* [Bloco de texto]
A apropriação do trabalho de
Quintana foi constatada pelo
crítico e colunista da Folha
Manuel da Costa Pinto, que
coordenou em 2005 a reedição
revisada e atualizada de "Contos e Novelas" para a editora
Globo (que adquiriu o acervo e
os direitos da antiga Globo de
Porto Alegre nos anos 80). Para
o crítico, "o tradutor apenas introduziu algumas modificações
na tradução de Quintana,
criando diferenças cosméticas.
A estrutura das frases é sempre
igual, com a alteração esporádica de alguns substantivos,
pronomes e conectivos".
Além da "maquiagem", dois
pontos reafirmam a suspeita de
plágio, segundo o crítico. Primeiro, alguns erros cometidos
por Quintana e reproduzidos
na tradução atribuída a Proença. E, mais grave, o fato de que
houve pelo menos um pequeno
trecho omitido (por erro de
Quintana ou de diagramação),
uma supressão que foi constatada e corrigida na reedição de
2005, mas que foi reproduzida
na edição da Nova Cultural.
A edição da Nova Cultural é
inspirada em uma edição publicada em 1983 pela Abril Cultural, com a tradução corretamente atribuída a Mario Quintana. "A tradução de Quintana
continha erros que acabaram
migrando da edição da Globo
para a edição da Abril (que a republicou sob licença), mas que
não poderiam ter aparecido na
edição da Nova Cultural se esta
fosse de fato uma nova tradução", diz o crítico.
A sobrinha do poeta, Elena
Quintana, que responde pelos
direitos da obra intelectual do
tio, está indignada com a história. Ela diz que Quintana "nunca magoou emocionalmente ou
materialmente" ninguém.
"Meu tio dizia que só se rouba
dos mais ricos. Esse senhor
[que assinou a tradução] deve
ser uma pessoa muito pobre",
ironizou.
A Folha tentou obter os contatos da pessoa que assina como tradutor, mas até o fechamento desta edição a Nova
Cultural não havia fornecido
nenhum dado a seu respeito. O
coordenador editorial da ed.
Globo, Joaci Furtado, afirma
não ter negociado nenhuma
reedição com a Nova Cultural.
A advogada especializada em
direito autoral Maria Luiza de
Freitas Valle Egea diz que a reprodução de erros de tradução
é justamente uma das principais formas utilizadas por peritos para caracterizar plágio.

Entradas de elementos em caixas:
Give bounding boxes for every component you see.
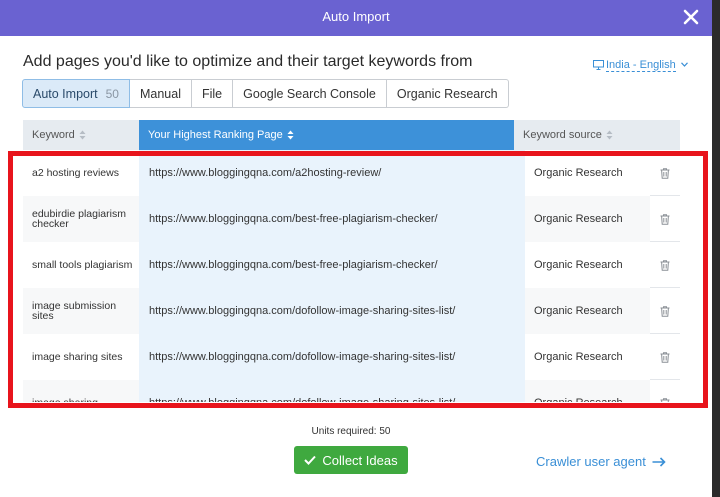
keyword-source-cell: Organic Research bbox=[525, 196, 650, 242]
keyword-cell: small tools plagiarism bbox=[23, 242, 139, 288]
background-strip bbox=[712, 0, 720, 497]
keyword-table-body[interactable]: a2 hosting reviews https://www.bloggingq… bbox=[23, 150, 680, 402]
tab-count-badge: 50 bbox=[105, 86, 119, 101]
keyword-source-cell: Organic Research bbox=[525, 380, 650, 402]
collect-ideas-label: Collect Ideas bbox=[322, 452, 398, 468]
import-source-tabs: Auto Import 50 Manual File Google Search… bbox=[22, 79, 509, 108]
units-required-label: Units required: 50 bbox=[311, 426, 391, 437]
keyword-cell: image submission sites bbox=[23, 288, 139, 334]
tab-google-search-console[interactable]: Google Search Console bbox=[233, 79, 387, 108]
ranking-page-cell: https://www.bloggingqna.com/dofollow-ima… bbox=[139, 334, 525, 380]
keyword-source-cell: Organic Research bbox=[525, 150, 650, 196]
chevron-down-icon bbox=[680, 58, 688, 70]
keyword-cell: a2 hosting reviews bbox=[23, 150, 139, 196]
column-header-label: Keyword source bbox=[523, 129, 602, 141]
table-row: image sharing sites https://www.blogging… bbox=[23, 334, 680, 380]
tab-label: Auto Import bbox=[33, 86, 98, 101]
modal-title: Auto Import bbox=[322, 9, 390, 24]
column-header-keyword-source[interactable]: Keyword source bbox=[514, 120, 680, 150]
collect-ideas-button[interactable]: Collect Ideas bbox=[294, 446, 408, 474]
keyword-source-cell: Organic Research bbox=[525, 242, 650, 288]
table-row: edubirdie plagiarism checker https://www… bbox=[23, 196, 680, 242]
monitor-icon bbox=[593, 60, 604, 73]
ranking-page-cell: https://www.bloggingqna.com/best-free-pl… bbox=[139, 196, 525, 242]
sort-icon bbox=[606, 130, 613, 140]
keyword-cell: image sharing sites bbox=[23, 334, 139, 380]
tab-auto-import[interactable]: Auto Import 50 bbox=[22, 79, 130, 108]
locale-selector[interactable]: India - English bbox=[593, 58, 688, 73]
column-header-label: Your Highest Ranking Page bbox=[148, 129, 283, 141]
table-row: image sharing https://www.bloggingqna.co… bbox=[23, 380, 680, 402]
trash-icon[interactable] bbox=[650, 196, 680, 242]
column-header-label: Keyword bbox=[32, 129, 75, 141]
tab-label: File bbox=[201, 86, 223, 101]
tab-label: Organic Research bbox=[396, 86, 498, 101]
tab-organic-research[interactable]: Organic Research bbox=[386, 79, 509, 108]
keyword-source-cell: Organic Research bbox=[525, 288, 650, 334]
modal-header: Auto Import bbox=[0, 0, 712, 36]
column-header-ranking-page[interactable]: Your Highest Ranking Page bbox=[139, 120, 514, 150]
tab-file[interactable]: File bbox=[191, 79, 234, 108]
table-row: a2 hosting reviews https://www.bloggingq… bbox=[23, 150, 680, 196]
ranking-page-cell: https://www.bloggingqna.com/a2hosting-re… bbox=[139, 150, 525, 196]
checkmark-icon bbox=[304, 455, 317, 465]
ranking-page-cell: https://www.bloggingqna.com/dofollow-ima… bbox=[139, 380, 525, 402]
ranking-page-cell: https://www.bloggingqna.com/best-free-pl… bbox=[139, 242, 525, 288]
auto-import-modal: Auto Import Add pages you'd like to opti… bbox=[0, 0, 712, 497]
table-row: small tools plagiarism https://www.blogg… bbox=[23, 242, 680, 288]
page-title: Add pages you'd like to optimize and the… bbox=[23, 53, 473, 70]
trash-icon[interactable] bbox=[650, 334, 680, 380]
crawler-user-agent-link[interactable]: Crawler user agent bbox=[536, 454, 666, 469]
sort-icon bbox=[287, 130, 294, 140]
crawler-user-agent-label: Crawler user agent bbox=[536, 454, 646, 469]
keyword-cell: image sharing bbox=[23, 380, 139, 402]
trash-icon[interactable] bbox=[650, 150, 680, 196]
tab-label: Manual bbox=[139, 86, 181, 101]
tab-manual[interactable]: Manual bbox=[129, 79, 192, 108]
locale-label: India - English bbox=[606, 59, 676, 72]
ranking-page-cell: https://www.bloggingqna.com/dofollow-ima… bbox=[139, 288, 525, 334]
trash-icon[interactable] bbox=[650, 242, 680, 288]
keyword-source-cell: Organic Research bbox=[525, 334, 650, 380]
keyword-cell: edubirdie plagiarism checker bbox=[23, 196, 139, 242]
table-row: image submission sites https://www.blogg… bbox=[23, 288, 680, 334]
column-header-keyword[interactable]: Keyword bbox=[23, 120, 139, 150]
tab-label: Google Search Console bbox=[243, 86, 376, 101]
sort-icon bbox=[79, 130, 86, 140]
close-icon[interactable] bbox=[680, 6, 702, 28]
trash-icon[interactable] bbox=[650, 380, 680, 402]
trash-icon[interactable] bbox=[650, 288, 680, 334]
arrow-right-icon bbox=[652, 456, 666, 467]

* [O que fazer]
1) Copie, do texto sobre a tradução de Mario Quintana, o trecho que começa nas palavras "A estrutura das" e termina depois de "da Nova Cultural.".
2) Repita fielmente somente as linhas da listagem que começam na linha que contém "keyword-source-cell: Organic Research bbox=[525, 196, 650, 242]" e terminam depois da linha que contém "sort-icon bbox=[606, 130, 613, 140]".

* [Respostas por tarefa]
1)
A estrutura das frases é sempre
igual, com a alteração esporádica de alguns substantivos,
pronomes e conectivos".
Além da "maquiagem", dois
pontos reafirmam a suspeita de
plágio, segundo o crítico. Primeiro, alguns erros cometidos
por Quintana e reproduzidos
na tradução atribuída a Proença. E, mais grave, o fato de que
houve pelo menos um pequeno
trecho omitido (por erro de
Quintana ou de diagramação),
uma supressão que foi constatada e corrigida na reedição de
2005, mas que foi reproduzida
na edição da Nova Cultural.

2)
keyword-source-cell: Organic Research bbox=[525, 196, 650, 242]
keyword-cell: small tools plagiarism bbox=[23, 242, 139, 288]
background-strip bbox=[712, 0, 720, 497]
keyword-table-body[interactable]: a2 hosting reviews https://www.bloggingq… bbox=[23, 150, 680, 402]
tab-count-badge: 50 bbox=[105, 86, 119, 101]
keyword-source-cell: Organic Research bbox=[525, 380, 650, 402]
collect-ideas-label: Collect Ideas bbox=[322, 452, 398, 468]
import-source-tabs: Auto Import 50 Manual File Google Search… bbox=[22, 79, 509, 108]
units-required-label: Units required: 50 bbox=[311, 426, 391, 437]
keyword-cell: image submission sites bbox=[23, 288, 139, 334]
tab-google-search-console[interactable]: Google Search Console bbox=[233, 79, 387, 108]
ranking-page-cell: https://www.bloggingqna.com/dofollow-ima… bbox=[139, 334, 525, 380]
keyword-source-cell: Organic Research bbox=[525, 150, 650, 196]
chevron-down-icon bbox=[680, 58, 688, 70]
keyword-cell: a2 hosting reviews bbox=[23, 150, 139, 196]
column-header-label: Keyword source bbox=[523, 129, 602, 141]
table-row: image sharing sites https://www.blogging… bbox=[23, 334, 680, 380]
tab-label: Auto Import bbox=[33, 86, 98, 101]
modal-title: Auto Import bbox=[322, 9, 390, 24]
column-header-keyword-source[interactable]: Keyword source bbox=[514, 120, 680, 150]
collect-ideas-button[interactable]: Collect Ideas bbox=[294, 446, 408, 474]
keyword-source-cell: Organic Research bbox=[525, 242, 650, 288]
table-row: edubirdie plagiarism checker https://www… bbox=[23, 196, 680, 242]
monitor-icon bbox=[593, 60, 604, 73]
ranking-page-cell: https://www.bloggingqna.com/best-free-pl… bbox=[139, 196, 525, 242]
sort-icon bbox=[606, 130, 613, 140]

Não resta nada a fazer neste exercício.